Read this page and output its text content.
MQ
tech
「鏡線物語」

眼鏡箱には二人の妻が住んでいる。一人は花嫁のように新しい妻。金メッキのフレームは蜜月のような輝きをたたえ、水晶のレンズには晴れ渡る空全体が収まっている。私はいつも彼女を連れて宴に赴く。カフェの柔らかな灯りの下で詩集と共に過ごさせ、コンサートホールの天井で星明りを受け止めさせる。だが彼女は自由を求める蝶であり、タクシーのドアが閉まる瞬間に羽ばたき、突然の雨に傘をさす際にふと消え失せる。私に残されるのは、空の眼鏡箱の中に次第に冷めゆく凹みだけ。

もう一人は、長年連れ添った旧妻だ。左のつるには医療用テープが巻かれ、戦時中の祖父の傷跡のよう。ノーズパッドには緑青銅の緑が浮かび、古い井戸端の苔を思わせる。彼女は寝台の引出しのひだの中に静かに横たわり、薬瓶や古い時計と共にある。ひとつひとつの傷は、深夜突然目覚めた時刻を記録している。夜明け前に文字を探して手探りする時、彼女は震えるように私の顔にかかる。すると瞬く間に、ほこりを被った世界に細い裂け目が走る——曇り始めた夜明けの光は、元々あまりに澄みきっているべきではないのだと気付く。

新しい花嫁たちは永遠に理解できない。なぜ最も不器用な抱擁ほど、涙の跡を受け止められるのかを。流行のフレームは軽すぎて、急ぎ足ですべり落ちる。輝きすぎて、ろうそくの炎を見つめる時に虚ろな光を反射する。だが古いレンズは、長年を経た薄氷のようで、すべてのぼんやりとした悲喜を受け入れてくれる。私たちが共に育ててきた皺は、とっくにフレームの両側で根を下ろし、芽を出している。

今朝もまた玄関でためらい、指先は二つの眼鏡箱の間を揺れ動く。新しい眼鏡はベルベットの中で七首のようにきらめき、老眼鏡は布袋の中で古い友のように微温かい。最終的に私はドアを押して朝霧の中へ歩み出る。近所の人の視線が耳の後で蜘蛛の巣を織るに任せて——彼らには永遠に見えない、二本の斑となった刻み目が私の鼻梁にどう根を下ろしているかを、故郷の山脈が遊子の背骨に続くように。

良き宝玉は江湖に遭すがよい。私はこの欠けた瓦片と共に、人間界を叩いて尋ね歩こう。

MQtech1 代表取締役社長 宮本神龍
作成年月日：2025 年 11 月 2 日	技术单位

What you will do: Each line of the material above needs to be quoted exactly, please.

Complete output:
Read this page and output its text content.
MQ
tech
「鏡線物語」

眼鏡箱には二人の妻が住んでいる。一人は花嫁のように新しい妻。金メッキのフレームは蜜月のような輝きをたたえ、水晶のレンズには晴れ渡る空全体が収まっている。私はいつも彼女を連れて宴に赴く。カフェの柔らかな灯りの下で詩集と共に過ごさせ、コンサートホールの天井で星明りを受け止めさせる。だが彼女は自由を求める蝶であり、タクシーのドアが閉まる瞬間に羽ばたき、突然の雨に傘をさす際にふと消え失せる。私に残されるのは、空の眼鏡箱の中に次第に冷めゆく凹みだけ。

もう一人は、長年連れ添った旧妻だ。左のつるには医療用テープが巻かれ、戦時中の祖父の傷跡のよう。ノーズパッドには緑青銅の緑が浮かび、古い井戸端の苔を思わせる。彼女は寝台の引出しのひだの中に静かに横たわり、薬瓶や古い時計と共にある。ひとつひとつの傷は、深夜突然目覚めた時刻を記録している。夜明け前に文字を探して手探りする時、彼女は震えるように私の顔にかかる。すると瞬く間に、ほこりを被った世界に細い裂け目が走る——曇り始めた夜明けの光は、元々あまりに澄みきっているべきではないのだと気付く。

新しい花嫁たちは永遠に理解できない。なぜ最も不器用な抱擁ほど、涙の跡を受け止められるのかを。流行のフレームは軽すぎて、急ぎ足ですべり落ちる。輝きすぎて、ろうそくの炎を見つめる時に虚ろな光を反射する。だが古いレンズは、長年を経た薄氷のようで、すべてのぼんやりとした悲喜を受け入れてくれる。私たちが共に育ててきた皺は、とっくにフレームの両側で根を下ろし、芽を出している。

今朝もまた玄関でためらい、指先は二つの眼鏡箱の間を揺れ動く。新しい眼鏡はベルベットの中で七首のようにきらめき、老眼鏡は布袋の中で古い友のように微温かい。最終的に私はドアを押して朝霧の中へ歩み出る。近所の人の視線が耳の後で蜘蛛の巣を織るに任せて——彼らには永遠に見えない、二本の斑となった刻み目が私の鼻梁にどう根を下ろしているかを、故郷の山脈が遊子の背骨に続くように。

良き宝玉は江湖に遭すがよい。私はこの欠けた瓦片と共に、人間界を叩いて尋ね歩こう。

MQtech1 代表取締役社長 宮本神龍
作成年月日：2025 年 11 月 2 日	技术单位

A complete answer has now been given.